◆ Records from a data collection:
* Begin *

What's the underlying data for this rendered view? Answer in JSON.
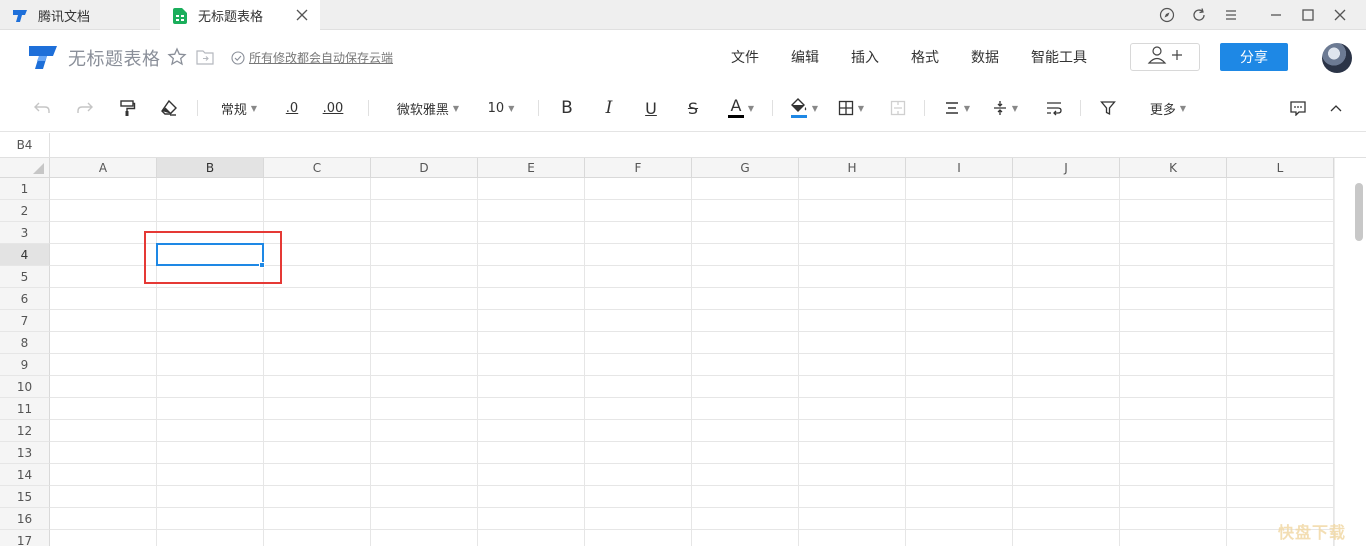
{
  "tabs": [
    {
      "label": "腾讯文档",
      "icon": "tencent-docs-logo-icon"
    },
    {
      "label": "无标题表格",
      "icon": "sheet-icon",
      "active": true
    }
  ],
  "header": {
    "title": "无标题表格",
    "save_status": "所有修改都会自动保存云端",
    "menu": [
      "文件",
      "编辑",
      "插入",
      "格式",
      "数据",
      "智能工具"
    ],
    "share_label": "分享"
  },
  "toolbar": {
    "number_format": "常规",
    "decrease_decimal": ".0",
    "increase_decimal": ".00",
    "font_family": "微软雅黑",
    "font_size": "10",
    "bold": "B",
    "italic": "I",
    "underline": "U",
    "strikethrough": "S",
    "font_color_glyph": "A",
    "more_label": "更多",
    "font_color": "#000000",
    "fill_color": "#1e88e5"
  },
  "name_box": "B4",
  "columns": [
    "A",
    "B",
    "C",
    "D",
    "E",
    "F",
    "G",
    "H",
    "I",
    "J",
    "K",
    "L"
  ],
  "rows": [
    "1",
    "2",
    "3",
    "4",
    "5",
    "6",
    "7",
    "8",
    "9",
    "10",
    "11",
    "12",
    "13",
    "14",
    "15",
    "16",
    "17"
  ],
  "selected_cell": {
    "column": "B",
    "row": "4"
  },
  "watermark": "快盘下载",
  "colors": {
    "accent": "#1e88e5",
    "highlight": "#e53935"
  }
}
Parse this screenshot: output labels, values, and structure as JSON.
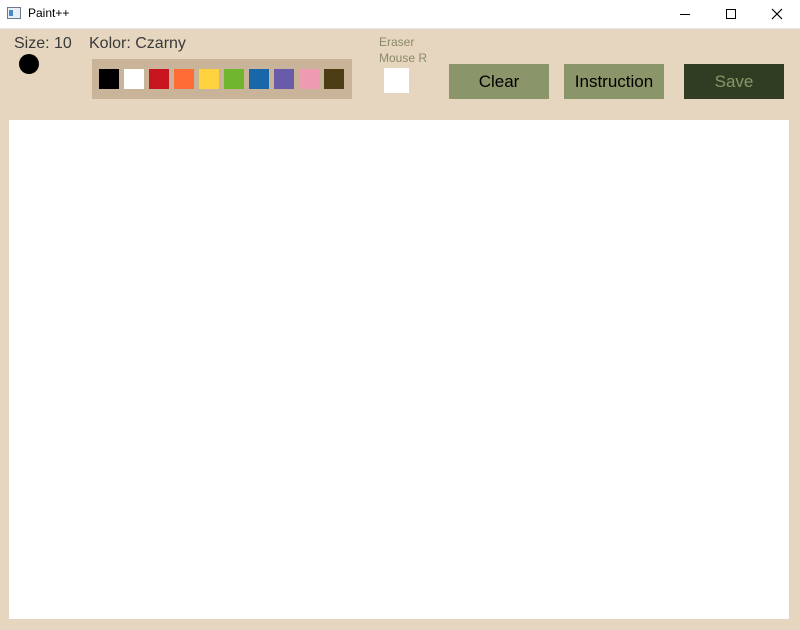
{
  "window": {
    "title": "Paint++"
  },
  "toolbar": {
    "size_label": "Size: 10",
    "color_label": "Kolor: Czarny",
    "palette": [
      "#000000",
      "#ffffff",
      "#c8141e",
      "#ff6b35",
      "#ffd23f",
      "#6fb62e",
      "#1966a8",
      "#6a5aaa",
      "#ee9ab0",
      "#4b3c14"
    ],
    "eraser_line1": "Eraser",
    "eraser_line2": "Mouse R",
    "clear_label": "Clear",
    "instruction_label": "Instruction",
    "save_label": "Save"
  }
}
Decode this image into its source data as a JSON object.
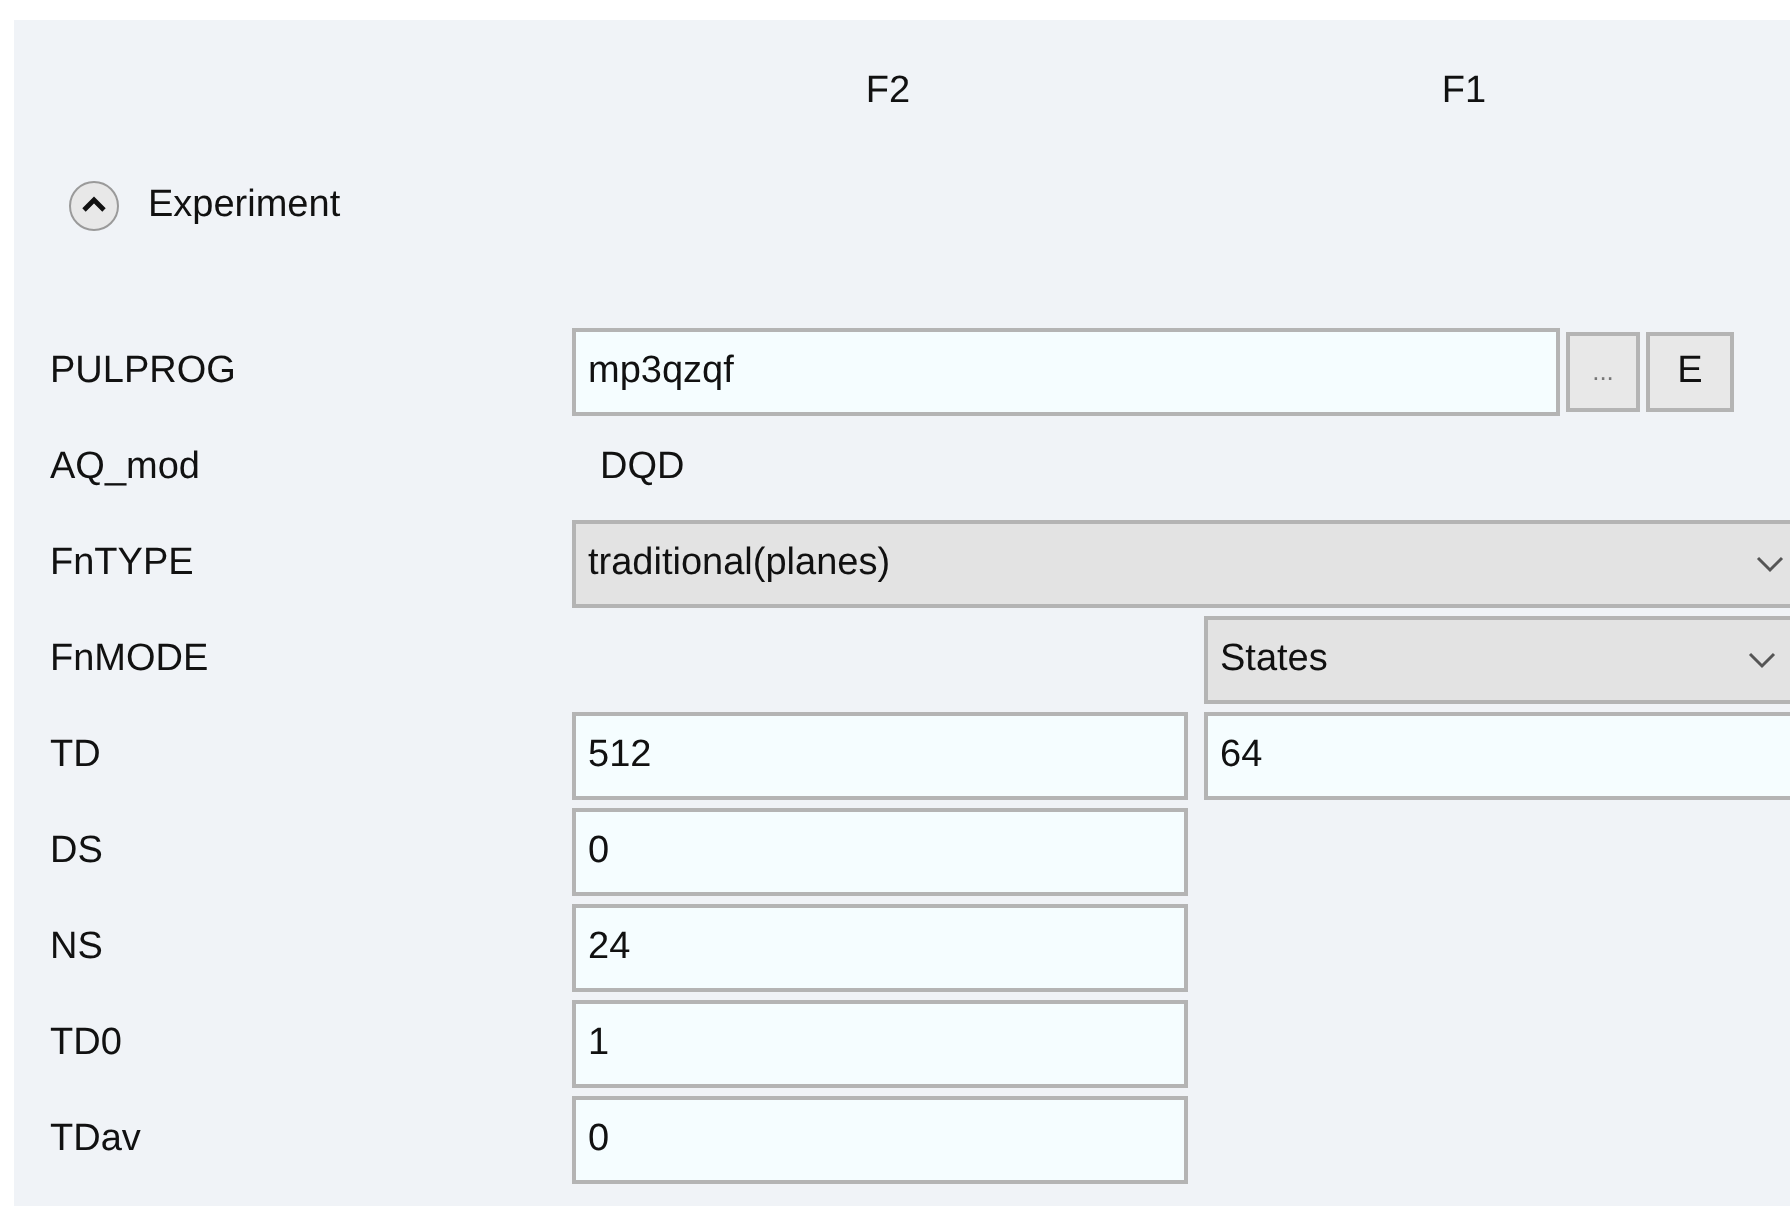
{
  "columns": [
    "F2",
    "F1"
  ],
  "section": {
    "title": "Experiment",
    "expanded": true
  },
  "rows": [
    {
      "kind": "field_buttons",
      "label": "PULPROG",
      "value": "mp3qzqf",
      "buttons": [
        "...",
        "E"
      ]
    },
    {
      "kind": "static",
      "label": "AQ_mod",
      "value": "DQD"
    },
    {
      "kind": "select_wide",
      "label": "FnTYPE",
      "value": "traditional(planes)"
    },
    {
      "kind": "select_f1",
      "label": "FnMODE",
      "value": "States"
    },
    {
      "kind": "fields",
      "label": "TD",
      "values": [
        "512",
        "64"
      ]
    },
    {
      "kind": "fields",
      "label": "DS",
      "values": [
        "0"
      ]
    },
    {
      "kind": "fields",
      "label": "NS",
      "values": [
        "24"
      ]
    },
    {
      "kind": "fields",
      "label": "TD0",
      "values": [
        "1"
      ]
    },
    {
      "kind": "fields",
      "label": "TDav",
      "values": [
        "0"
      ]
    }
  ]
}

* End *

◆ TO BE DONE:
Restate the data above word for word. Skip every picture.

◆ SOLUTION TO THE EXERCISE:
What's the underlying data for this rendered view? Answer in JSON.
{
  "tabs": [
    {
      "label": "腾讯文档",
      "icon": "tencent-docs-logo-icon"
    },
    {
      "label": "无标题表格",
      "icon": "sheet-icon",
      "active": true
    }
  ],
  "header": {
    "title": "无标题表格",
    "save_status": "所有修改都会自动保存云端",
    "menu": [
      "文件",
      "编辑",
      "插入",
      "格式",
      "数据",
      "智能工具"
    ],
    "share_label": "分享"
  },
  "toolbar": {
    "number_format": "常规",
    "decrease_decimal": ".0",
    "increase_decimal": ".00",
    "font_family": "微软雅黑",
    "font_size": "10",
    "bold": "B",
    "italic": "I",
    "underline": "U",
    "strikethrough": "S",
    "font_color_glyph": "A",
    "more_label": "更多",
    "font_color": "#000000",
    "fill_color": "#1e88e5"
  },
  "name_box": "B4",
  "columns": [
    "A",
    "B",
    "C",
    "D",
    "E",
    "F",
    "G",
    "H",
    "I",
    "J",
    "K",
    "L"
  ],
  "rows": [
    "1",
    "2",
    "3",
    "4",
    "5",
    "6",
    "7",
    "8",
    "9",
    "10",
    "11",
    "12",
    "13",
    "14",
    "15",
    "16",
    "17"
  ],
  "selected_cell": {
    "column": "B",
    "row": "4"
  },
  "watermark": "快盘下载",
  "colors": {
    "accent": "#1e88e5",
    "highlight": "#e53935"
  }
}
Parse this screenshot: output labels, values, and structure as JSON.
{
  "window": {
    "title": "Paint++"
  },
  "toolbar": {
    "size_label": "Size: 10",
    "color_label": "Kolor: Czarny",
    "palette": [
      "#000000",
      "#ffffff",
      "#c8141e",
      "#ff6b35",
      "#ffd23f",
      "#6fb62e",
      "#1966a8",
      "#6a5aaa",
      "#ee9ab0",
      "#4b3c14"
    ],
    "eraser_line1": "Eraser",
    "eraser_line2": "Mouse R",
    "clear_label": "Clear",
    "instruction_label": "Instruction",
    "save_label": "Save"
  }
}
Decode this image into its source data as a JSON object.
{
  "columns": [
    "F2",
    "F1"
  ],
  "section": {
    "title": "Experiment",
    "expanded": true
  },
  "rows": [
    {
      "kind": "field_buttons",
      "label": "PULPROG",
      "value": "mp3qzqf",
      "buttons": [
        "...",
        "E"
      ]
    },
    {
      "kind": "static",
      "label": "AQ_mod",
      "value": "DQD"
    },
    {
      "kind": "select_wide",
      "label": "FnTYPE",
      "value": "traditional(planes)"
    },
    {
      "kind": "select_f1",
      "label": "FnMODE",
      "value": "States"
    },
    {
      "kind": "fields",
      "label": "TD",
      "values": [
        "512",
        "64"
      ]
    },
    {
      "kind": "fields",
      "label": "DS",
      "values": [
        "0"
      ]
    },
    {
      "kind": "fields",
      "label": "NS",
      "values": [
        "24"
      ]
    },
    {
      "kind": "fields",
      "label": "TD0",
      "values": [
        "1"
      ]
    },
    {
      "kind": "fields",
      "label": "TDav",
      "values": [
        "0"
      ]
    }
  ]
}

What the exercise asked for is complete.